__TASK OBJECTIVE__
Look through the material and tally each line bearing the word "分类是科学研究中经常使用的方法". Give only the total.

__DATA TO USE__
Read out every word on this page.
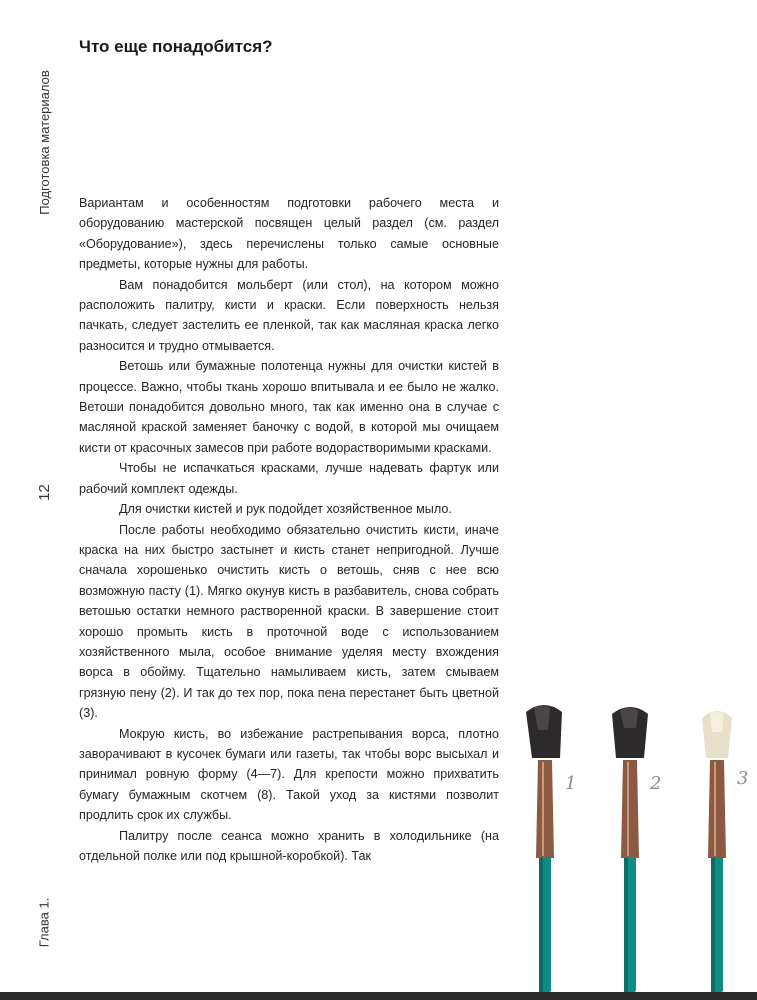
Подготовка материалов
12
Глава 1.
Что еще понадобится?

Вариантам и особенностям подготовки рабочего места и оборудованию мастерской посвящен целый раздел (см. раздел «Оборудование»), здесь перечислены только самые основные предметы, которые нужны для работы.

Вам понадобится мольберт (или стол), на котором можно расположить палитру, кисти и краски. Если поверхность нельзя пачкать, следует застелить ее пленкой, так как масляная краска легко разносится и трудно отмывается.

Ветошь или бумажные полотенца нужны для очистки кистей в процессе. Важно, чтобы ткань хорошо впитывала и ее было не жалко. Ветоши понадобится довольно много, так как именно она в случае с масляной краской заменяет баночку с водой, в которой мы очищаем кисти от красочных замесов при работе водорастворимыми красками.

Чтобы не испачкаться красками, лучше надевать фартук или рабочий комплект одежды.

Для очистки кистей и рук подойдет хозяйственное мыло.

После работы необходимо обязательно очистить кисти, иначе краска на них быстро застынет и кисть станет непригодной. Лучше сначала хорошенько очистить кисть о ветошь, сняв с нее всю возможную пасту (1). Мягко окунув кисть в разбавитель, снова собрать ветошью остатки немного растворенной краски. В завершение стоит хорошо промыть кисть в проточной воде с использованием хозяйственного мыла, особое внимание уделяя месту вхождения ворса в обойму. Тщательно намыливаем кисть, затем смываем грязную пену (2). И так до тех пор, пока пена перестанет быть цветной (3).

Мокрую кисть, во избежание растрепывания ворса, плотно заворачивают в кусочек бумаги или газеты, так чтобы ворс высыхал и принимал ровную форму (4—7). Для крепости можно прихватить бумагу бумажным скотчем (8). Такой уход за кистями позволит продлить срок их службы.

Палитру после сеанса можно хранить в холодильнике (на отдельной полке или под крышной-коробкой). Так

1	2	3
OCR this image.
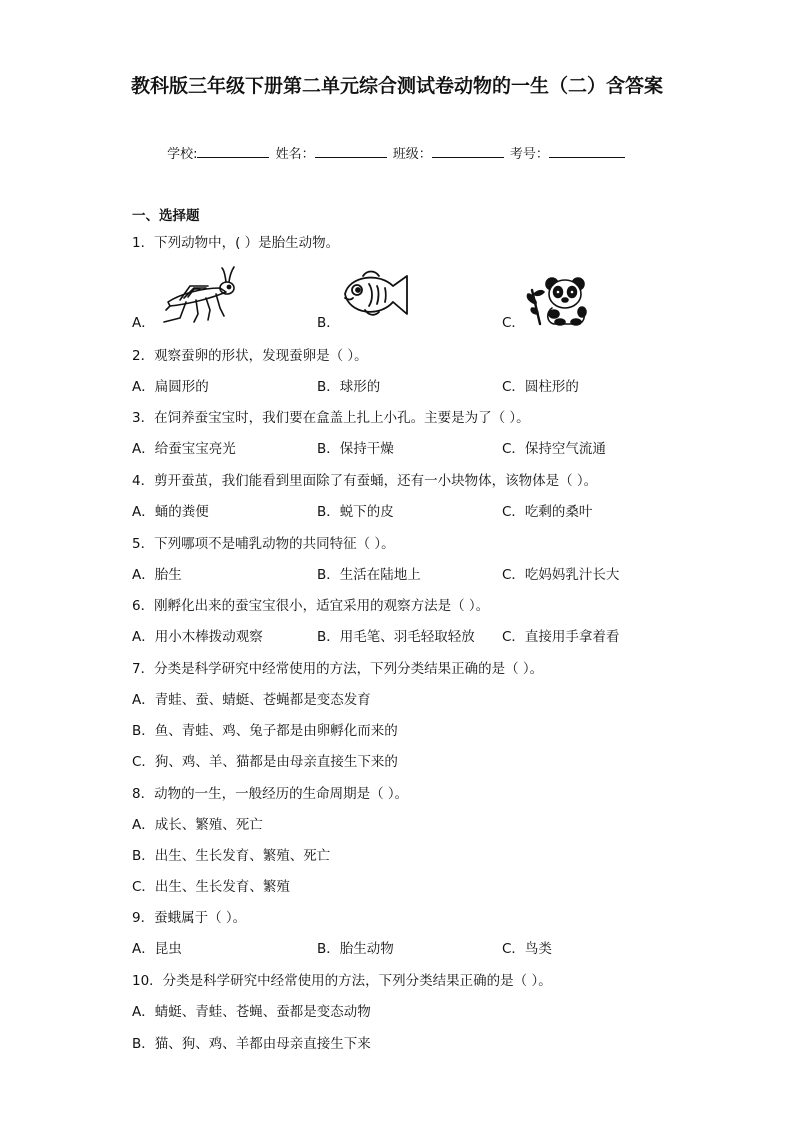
教科版三年级下册第二单元综合测试卷动物的一生（二）含答案
学校:	姓名：	班级：	考号：
一、选择题
1．下列动物中，( ）是胎生动物。
A．	B．	C．
2．观察蚕卵的形状，发现蚕卵是（ ）。
A．扁圆形的	B．球形的	C．圆柱形的
3．在饲养蚕宝宝时，我们要在盒盖上扎上小孔。主要是为了（ ）。
A．给蚕宝宝亮光	B．保持干燥	C．保持空气流通
4．剪开蚕茧，我们能看到里面除了有蚕蛹，还有一小块物体，该物体是（ ）。
A．蛹的粪便	B．蜕下的皮	C．吃剩的桑叶
5．下列哪项不是哺乳动物的共同特征（ ）。
A．胎生	B．生活在陆地上	C．吃妈妈乳汁长大
6．刚孵化出来的蚕宝宝很小，适宜采用的观察方法是（ ）。
A．用小木棒拨动观察	B．用毛笔、羽毛轻取轻放 C．直接用手拿着看
7．分类是科学研究中经常使用的方法，下列分类结果正确的是（ ）。
A．青蛙、蚕、蜻蜓、苍蝇都是变态发育
B．鱼、青蛙、鸡、兔子都是由卵孵化而来的
C．狗、鸡、羊、猫都是由母亲直接生下来的
8．动物的一生，一般经历的生命周期是（ ）。
A．成长、繁殖、死亡
B．出生、生长发育、繁殖、死亡
C．出生、生长发育、繁殖
9．蚕蛾属于（ ）。
A．昆虫	B．胎生动物	C．鸟类
10．分类是科学研究中经常使用的方法，下列分类结果正确的是（ ）。
A．蜻蜓、青蛙、苍蝇、蚕都是变态动物
B．猫、狗、鸡、羊都由母亲直接生下来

__RESULT FOR THIS TASK__
2